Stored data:
# # #

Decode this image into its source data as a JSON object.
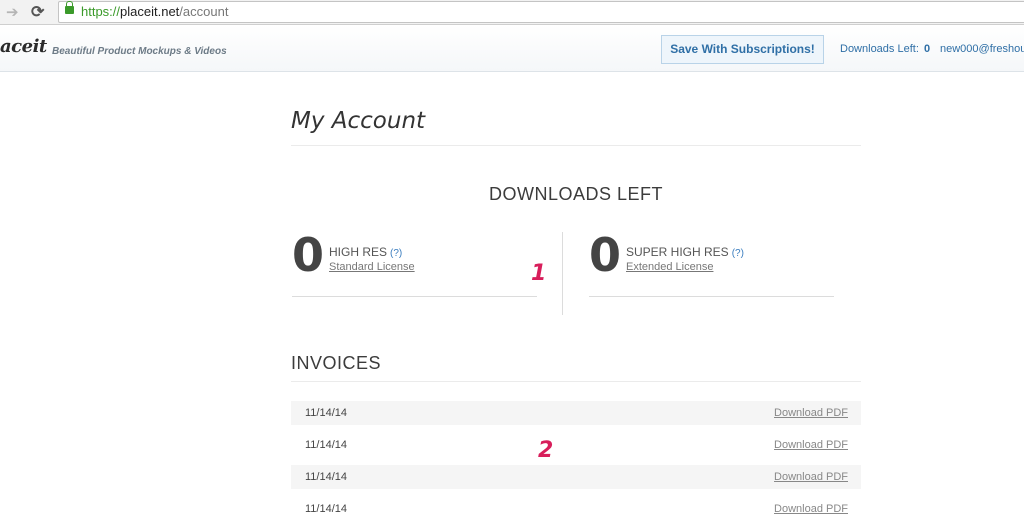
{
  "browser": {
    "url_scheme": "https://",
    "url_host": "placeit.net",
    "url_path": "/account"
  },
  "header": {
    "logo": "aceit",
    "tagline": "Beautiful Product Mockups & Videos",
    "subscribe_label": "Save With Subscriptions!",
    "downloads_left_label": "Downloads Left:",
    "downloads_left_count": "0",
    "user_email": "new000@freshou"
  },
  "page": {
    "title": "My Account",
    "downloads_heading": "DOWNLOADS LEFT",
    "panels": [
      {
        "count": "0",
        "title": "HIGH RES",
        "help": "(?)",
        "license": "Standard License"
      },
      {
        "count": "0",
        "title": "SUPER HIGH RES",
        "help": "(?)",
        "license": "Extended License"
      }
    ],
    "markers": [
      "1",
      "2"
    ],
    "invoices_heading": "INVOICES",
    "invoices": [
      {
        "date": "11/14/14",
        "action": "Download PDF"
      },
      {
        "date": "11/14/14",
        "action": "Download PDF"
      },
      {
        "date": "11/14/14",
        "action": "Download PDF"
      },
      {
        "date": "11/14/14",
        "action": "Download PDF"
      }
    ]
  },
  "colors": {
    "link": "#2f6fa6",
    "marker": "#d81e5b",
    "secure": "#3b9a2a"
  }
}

# # #

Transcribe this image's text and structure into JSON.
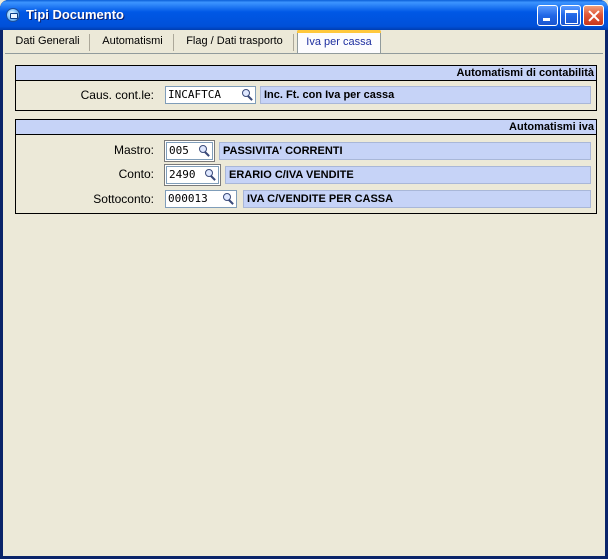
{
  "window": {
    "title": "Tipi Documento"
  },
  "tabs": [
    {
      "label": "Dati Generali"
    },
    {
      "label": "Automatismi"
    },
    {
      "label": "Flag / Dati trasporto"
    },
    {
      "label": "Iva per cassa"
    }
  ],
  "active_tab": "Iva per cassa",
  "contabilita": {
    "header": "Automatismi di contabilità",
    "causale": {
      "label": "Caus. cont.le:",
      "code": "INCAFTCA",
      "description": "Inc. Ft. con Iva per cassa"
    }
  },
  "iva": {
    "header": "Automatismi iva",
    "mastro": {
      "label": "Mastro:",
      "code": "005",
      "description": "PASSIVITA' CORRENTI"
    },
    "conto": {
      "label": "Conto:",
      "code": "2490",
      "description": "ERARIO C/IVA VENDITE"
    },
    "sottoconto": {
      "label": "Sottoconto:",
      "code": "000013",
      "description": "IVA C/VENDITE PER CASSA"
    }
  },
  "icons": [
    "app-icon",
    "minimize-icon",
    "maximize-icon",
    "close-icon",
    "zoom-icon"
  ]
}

# # #

__YOUR GOAL__. Copy each line of the listing in which the word "VENDITE" can be found.

__REPLY__.
      "description": "ERARIO C/IVA VENDITE"
      "description": "IVA C/VENDITE PER CASSA"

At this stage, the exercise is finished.